Check every line below for the word "value" and show those that hold it.

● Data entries
++++++++++++++++++++

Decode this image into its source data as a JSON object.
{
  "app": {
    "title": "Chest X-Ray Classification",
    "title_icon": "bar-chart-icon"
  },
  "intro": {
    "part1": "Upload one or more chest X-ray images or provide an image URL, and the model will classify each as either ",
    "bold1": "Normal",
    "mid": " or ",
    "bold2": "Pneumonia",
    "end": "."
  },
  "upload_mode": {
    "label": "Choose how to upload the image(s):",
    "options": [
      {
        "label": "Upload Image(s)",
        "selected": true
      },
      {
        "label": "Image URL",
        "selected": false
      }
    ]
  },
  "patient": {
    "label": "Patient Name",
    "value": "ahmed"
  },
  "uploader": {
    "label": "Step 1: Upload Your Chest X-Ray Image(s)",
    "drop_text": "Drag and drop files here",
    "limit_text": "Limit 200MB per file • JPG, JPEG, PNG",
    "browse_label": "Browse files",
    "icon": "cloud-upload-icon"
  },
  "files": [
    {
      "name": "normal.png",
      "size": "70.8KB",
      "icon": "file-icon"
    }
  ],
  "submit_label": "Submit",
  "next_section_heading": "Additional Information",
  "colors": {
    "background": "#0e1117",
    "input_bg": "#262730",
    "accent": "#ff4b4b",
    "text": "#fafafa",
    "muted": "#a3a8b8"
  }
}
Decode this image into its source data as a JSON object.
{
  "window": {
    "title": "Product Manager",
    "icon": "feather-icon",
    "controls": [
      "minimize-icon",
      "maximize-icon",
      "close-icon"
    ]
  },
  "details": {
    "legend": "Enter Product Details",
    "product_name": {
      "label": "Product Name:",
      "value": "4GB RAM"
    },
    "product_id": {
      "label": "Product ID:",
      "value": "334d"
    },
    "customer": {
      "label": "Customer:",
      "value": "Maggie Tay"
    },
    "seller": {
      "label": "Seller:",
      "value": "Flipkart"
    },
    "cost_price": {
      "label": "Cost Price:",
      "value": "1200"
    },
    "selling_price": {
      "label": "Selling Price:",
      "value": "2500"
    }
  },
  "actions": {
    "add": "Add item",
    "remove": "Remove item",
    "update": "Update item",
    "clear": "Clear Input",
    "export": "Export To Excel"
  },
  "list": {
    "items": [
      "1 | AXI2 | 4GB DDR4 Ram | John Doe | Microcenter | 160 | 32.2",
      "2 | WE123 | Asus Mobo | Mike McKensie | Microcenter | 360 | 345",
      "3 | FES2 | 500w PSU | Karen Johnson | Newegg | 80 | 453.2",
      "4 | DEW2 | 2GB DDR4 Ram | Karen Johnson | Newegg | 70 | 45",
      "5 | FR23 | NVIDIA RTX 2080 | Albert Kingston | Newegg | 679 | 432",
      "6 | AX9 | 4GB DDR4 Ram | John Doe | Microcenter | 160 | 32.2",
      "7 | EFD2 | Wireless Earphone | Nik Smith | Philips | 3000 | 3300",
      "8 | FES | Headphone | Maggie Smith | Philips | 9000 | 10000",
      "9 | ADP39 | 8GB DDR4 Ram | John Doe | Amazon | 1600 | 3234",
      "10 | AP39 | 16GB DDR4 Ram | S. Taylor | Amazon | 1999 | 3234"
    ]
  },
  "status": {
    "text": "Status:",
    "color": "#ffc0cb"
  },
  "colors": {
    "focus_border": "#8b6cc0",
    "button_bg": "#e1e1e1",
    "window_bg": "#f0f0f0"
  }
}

++++++++++++++++++++

● ANSWER TO THE TASK
    "value": "ahmed"
      "value": "4GB RAM"
      "value": "334d"
      "value": "Maggie Tay"
      "value": "Flipkart"
      "value": "1200"
      "value": "2500"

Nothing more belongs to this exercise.